WHAT YOU ARE ASKED TO DO
Give a verbatim repeat of the lines that run from the line containing "Transcribe the text in this document." to the end of the data below.

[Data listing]
----

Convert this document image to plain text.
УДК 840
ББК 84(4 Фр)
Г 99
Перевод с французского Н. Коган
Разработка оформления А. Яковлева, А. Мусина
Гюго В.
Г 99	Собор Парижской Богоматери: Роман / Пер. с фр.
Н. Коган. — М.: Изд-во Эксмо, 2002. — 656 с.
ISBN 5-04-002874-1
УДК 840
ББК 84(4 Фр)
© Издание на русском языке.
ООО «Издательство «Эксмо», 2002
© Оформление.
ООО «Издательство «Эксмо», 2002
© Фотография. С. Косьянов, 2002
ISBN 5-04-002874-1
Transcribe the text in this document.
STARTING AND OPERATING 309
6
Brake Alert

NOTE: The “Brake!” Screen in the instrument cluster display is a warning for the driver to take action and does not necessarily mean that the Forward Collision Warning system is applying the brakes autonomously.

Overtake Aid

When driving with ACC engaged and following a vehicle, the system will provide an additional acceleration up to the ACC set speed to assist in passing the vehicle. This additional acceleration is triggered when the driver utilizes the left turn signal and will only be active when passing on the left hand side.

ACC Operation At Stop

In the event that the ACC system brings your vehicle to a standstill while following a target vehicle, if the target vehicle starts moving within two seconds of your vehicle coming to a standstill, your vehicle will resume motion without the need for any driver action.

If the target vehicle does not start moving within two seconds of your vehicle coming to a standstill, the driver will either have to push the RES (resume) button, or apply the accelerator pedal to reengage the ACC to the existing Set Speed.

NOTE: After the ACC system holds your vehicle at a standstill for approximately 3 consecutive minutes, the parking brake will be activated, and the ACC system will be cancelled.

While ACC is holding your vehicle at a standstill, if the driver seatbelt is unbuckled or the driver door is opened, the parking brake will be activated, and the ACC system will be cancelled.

----

OUTPUT FOR THIS TASK
Transcribe the text in this document.
STARTING AND OPERATING 309
6
Brake Alert

NOTE: The “Brake!” Screen in the instrument cluster display is a warning for the driver to take action and does not necessarily mean that the Forward Collision Warning system is applying the brakes autonomously.

Overtake Aid

When driving with ACC engaged and following a vehicle, the system will provide an additional acceleration up to the ACC set speed to assist in passing the vehicle. This additional acceleration is triggered when the driver utilizes the left turn signal and will only be active when passing on the left hand side.

ACC Operation At Stop

In the event that the ACC system brings your vehicle to a standstill while following a target vehicle, if the target vehicle starts moving within two seconds of your vehicle coming to a standstill, your vehicle will resume motion without the need for any driver action.

If the target vehicle does not start moving within two seconds of your vehicle coming to a standstill, the driver will either have to push the RES (resume) button, or apply the accelerator pedal to reengage the ACC to the existing Set Speed.

NOTE: After the ACC system holds your vehicle at a standstill for approximately 3 consecutive minutes, the parking brake will be activated, and the ACC system will be cancelled.

While ACC is holding your vehicle at a standstill, if the driver seatbelt is unbuckled or the driver door is opened, the parking brake will be activated, and the ACC system will be cancelled.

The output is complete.